| Aim |
Pull every line containing the word "évaporation" from the records.

| Working data |
-- -- --
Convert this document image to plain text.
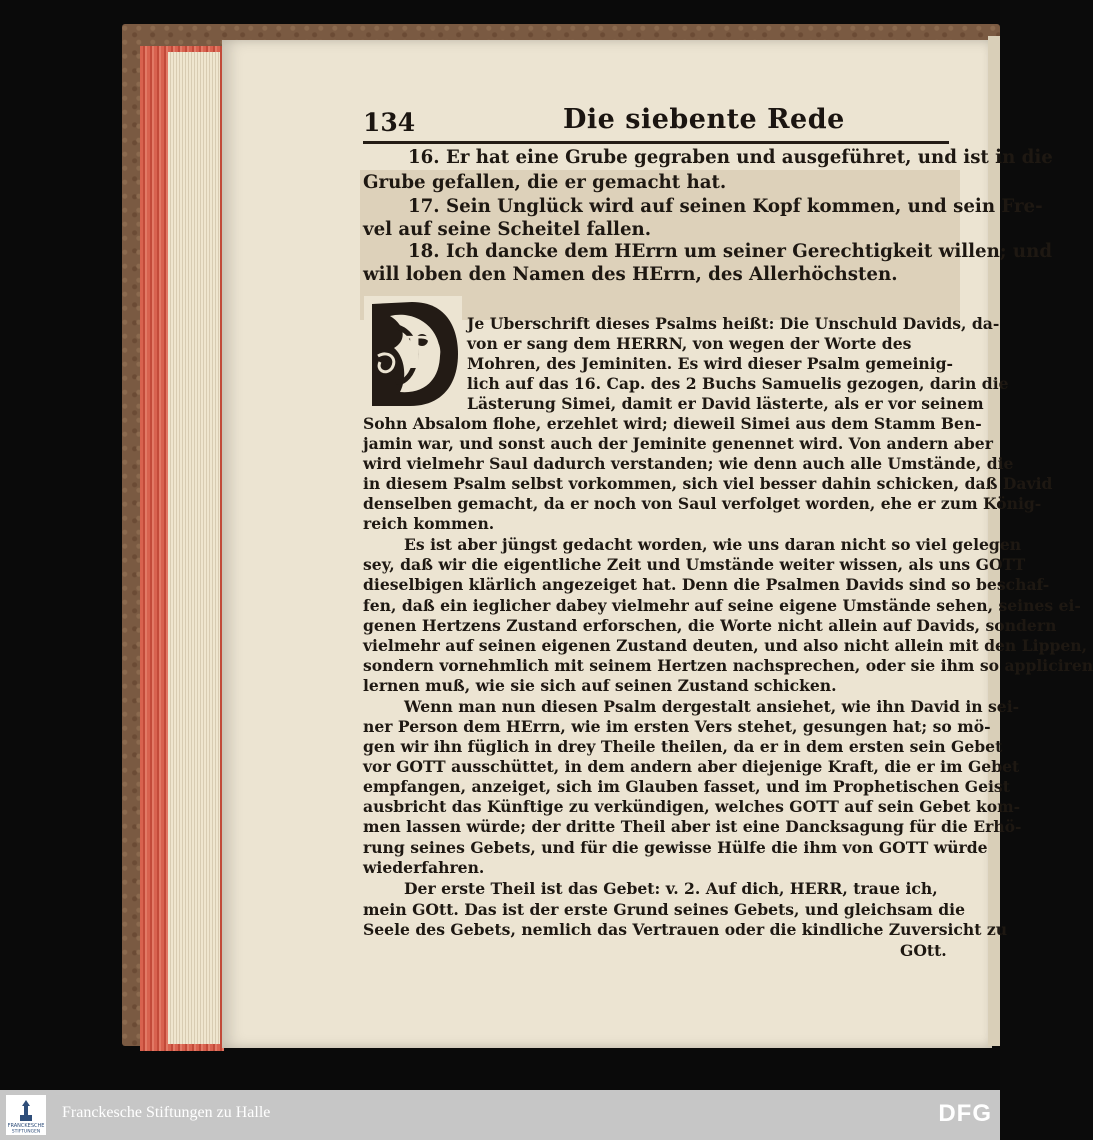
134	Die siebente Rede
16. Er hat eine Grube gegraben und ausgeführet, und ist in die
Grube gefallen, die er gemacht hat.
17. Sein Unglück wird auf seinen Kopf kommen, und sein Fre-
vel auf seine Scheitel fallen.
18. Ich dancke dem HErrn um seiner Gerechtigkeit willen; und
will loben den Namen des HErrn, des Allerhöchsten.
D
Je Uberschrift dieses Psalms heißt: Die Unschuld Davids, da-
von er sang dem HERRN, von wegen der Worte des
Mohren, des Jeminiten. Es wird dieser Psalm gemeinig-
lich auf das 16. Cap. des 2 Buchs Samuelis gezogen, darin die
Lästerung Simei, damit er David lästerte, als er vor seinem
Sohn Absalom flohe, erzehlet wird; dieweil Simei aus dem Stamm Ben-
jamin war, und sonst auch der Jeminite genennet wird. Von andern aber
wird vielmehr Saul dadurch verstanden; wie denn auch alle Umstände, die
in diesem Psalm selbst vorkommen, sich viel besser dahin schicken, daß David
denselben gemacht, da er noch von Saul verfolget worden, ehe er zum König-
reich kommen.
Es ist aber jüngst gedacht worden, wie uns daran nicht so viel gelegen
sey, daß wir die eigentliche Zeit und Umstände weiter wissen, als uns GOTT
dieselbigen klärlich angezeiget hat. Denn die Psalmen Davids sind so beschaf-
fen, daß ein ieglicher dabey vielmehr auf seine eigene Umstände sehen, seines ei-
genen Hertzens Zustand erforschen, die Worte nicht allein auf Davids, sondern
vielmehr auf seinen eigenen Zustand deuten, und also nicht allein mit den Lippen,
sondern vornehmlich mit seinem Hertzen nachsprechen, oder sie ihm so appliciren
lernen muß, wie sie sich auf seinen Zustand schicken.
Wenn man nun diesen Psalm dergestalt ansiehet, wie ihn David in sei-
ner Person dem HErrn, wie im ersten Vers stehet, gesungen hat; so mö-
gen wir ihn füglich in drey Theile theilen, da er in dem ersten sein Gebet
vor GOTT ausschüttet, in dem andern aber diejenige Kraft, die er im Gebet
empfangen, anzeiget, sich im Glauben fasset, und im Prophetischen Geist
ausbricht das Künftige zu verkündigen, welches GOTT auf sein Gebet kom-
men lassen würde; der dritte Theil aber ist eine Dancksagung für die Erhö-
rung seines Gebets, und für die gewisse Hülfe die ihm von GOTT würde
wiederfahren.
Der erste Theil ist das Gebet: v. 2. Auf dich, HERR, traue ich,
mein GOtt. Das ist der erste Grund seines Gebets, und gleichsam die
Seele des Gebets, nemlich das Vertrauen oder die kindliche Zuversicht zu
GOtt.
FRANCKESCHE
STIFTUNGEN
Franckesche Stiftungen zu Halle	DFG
-- -- --
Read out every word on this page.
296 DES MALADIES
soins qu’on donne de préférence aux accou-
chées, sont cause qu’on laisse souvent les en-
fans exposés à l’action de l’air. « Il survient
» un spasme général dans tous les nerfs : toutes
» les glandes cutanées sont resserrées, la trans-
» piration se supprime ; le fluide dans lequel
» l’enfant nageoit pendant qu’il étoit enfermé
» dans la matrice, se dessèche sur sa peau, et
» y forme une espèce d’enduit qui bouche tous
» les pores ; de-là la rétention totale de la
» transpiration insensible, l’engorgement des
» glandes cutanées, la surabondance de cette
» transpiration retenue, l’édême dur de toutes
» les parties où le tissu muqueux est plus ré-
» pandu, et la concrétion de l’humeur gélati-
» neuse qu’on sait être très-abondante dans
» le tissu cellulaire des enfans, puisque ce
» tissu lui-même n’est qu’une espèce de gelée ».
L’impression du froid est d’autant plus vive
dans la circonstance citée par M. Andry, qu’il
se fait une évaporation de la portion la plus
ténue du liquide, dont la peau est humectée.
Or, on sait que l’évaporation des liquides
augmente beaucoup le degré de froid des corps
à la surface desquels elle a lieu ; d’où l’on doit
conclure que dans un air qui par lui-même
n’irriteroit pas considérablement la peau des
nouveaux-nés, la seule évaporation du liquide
-- -- --
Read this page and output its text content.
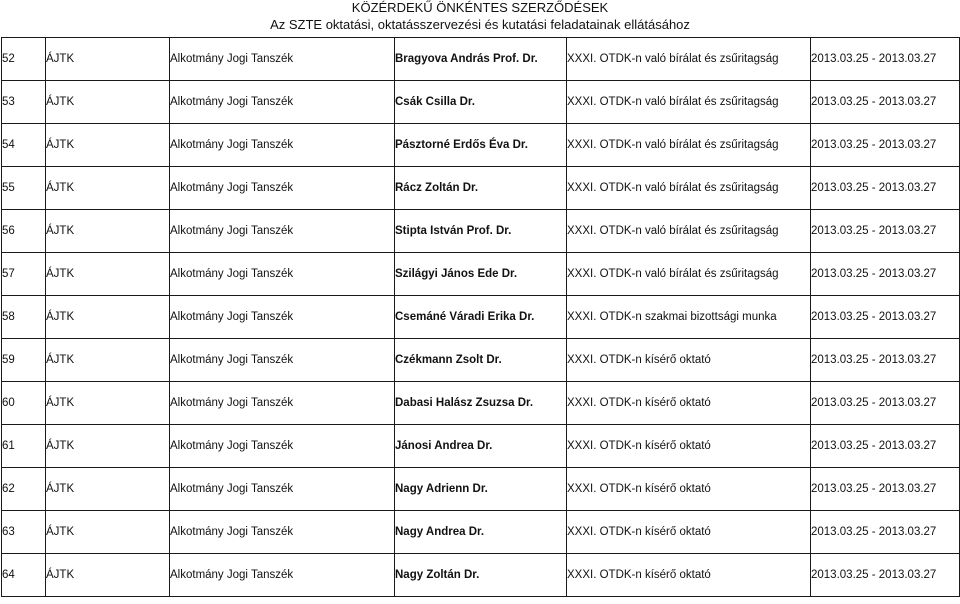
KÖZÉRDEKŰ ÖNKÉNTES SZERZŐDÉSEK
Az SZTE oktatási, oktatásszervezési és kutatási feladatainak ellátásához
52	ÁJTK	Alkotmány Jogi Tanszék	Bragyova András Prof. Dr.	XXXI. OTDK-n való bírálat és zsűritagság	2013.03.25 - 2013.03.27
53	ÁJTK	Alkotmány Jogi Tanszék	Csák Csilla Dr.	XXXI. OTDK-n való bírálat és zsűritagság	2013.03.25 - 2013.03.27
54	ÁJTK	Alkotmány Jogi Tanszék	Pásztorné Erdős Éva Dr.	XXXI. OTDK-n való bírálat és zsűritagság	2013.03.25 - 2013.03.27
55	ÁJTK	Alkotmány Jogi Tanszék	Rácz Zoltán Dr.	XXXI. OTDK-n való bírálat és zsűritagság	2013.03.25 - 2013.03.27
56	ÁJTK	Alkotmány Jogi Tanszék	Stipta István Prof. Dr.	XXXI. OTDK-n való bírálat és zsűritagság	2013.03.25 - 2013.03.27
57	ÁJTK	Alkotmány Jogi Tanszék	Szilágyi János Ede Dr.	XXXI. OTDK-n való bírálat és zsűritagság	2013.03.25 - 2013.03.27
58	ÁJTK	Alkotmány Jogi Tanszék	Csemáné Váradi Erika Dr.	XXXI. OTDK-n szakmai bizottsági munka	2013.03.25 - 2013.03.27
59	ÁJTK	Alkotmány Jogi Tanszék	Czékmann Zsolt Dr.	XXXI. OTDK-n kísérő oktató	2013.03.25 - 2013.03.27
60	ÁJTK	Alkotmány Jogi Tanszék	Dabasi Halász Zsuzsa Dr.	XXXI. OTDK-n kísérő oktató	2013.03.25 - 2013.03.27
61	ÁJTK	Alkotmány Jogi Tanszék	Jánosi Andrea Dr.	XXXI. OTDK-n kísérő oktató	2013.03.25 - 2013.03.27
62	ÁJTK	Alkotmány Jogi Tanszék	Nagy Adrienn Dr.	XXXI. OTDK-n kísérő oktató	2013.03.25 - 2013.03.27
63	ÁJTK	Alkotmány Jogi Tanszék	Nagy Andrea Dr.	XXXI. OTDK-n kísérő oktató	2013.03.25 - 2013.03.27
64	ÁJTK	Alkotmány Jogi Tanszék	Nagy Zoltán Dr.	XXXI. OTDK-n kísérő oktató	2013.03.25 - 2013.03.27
-- -- --
| Task output |
se fait une évaporation de la portion la plus
Or, on sait que l’évaporation des liquides
nouveaux-nés, la seule évaporation du liquide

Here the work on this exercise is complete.